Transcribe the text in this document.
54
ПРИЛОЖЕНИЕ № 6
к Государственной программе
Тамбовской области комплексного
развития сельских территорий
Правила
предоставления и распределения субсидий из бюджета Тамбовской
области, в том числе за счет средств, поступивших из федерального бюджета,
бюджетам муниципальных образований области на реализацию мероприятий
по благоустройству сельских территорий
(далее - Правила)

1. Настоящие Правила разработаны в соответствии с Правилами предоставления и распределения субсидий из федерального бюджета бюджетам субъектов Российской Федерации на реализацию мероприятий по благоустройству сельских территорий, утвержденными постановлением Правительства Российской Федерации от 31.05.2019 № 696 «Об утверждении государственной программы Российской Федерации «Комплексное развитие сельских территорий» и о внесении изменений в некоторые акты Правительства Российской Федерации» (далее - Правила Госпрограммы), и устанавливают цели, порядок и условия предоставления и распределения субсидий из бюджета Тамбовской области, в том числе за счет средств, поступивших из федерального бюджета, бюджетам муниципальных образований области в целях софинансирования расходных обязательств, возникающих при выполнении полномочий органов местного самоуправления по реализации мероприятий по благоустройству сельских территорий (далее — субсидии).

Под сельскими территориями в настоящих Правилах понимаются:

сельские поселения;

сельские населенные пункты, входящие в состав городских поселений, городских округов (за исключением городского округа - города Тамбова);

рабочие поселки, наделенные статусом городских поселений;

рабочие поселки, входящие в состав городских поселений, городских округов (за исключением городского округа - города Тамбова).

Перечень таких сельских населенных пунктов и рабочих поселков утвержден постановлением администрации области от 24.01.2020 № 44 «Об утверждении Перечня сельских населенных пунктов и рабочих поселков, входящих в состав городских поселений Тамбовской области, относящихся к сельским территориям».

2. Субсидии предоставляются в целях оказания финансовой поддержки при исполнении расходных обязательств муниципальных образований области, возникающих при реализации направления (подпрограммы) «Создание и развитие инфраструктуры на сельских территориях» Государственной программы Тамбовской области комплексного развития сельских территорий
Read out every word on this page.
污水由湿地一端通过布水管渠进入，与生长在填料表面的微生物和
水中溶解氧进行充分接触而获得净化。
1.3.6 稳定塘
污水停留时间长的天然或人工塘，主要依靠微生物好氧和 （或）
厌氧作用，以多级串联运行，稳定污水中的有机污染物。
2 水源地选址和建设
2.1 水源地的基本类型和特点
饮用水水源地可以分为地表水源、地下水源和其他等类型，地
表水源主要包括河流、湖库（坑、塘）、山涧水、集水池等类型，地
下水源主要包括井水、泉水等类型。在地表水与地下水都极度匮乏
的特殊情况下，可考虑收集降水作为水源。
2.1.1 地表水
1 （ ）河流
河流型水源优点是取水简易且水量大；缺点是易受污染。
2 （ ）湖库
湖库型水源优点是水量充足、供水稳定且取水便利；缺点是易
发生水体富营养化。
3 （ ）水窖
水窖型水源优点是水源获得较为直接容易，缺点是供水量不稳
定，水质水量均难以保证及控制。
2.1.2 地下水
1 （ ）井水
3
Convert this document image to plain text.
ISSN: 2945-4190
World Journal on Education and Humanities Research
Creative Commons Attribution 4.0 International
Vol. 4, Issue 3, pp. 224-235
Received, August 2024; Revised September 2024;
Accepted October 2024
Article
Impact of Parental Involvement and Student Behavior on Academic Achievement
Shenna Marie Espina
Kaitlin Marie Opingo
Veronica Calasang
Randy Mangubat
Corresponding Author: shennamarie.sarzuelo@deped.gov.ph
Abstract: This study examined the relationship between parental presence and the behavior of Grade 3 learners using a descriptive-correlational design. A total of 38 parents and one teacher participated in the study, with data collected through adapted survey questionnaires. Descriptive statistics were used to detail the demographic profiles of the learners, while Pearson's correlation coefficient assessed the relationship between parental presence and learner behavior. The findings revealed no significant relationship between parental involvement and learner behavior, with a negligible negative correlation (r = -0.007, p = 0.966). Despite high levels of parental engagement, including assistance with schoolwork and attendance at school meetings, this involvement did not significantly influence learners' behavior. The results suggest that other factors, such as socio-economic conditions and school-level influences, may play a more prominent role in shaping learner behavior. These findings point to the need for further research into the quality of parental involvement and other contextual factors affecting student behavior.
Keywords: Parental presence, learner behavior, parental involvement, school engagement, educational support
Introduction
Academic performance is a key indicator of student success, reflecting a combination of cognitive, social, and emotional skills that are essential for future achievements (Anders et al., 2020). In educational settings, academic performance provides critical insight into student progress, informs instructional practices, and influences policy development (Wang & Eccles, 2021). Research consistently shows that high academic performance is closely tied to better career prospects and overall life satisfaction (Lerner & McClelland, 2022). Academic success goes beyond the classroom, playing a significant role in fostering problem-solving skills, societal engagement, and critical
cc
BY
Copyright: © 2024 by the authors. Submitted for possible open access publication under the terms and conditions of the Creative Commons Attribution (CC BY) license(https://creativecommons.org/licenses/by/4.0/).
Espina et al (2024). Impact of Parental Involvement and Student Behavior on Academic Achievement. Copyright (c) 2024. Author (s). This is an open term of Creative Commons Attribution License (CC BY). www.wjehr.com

────

• _What to work on_: Across the entries above, how many lines contain "сельских"? Provide only the count.

• _Result of this exercise_: 5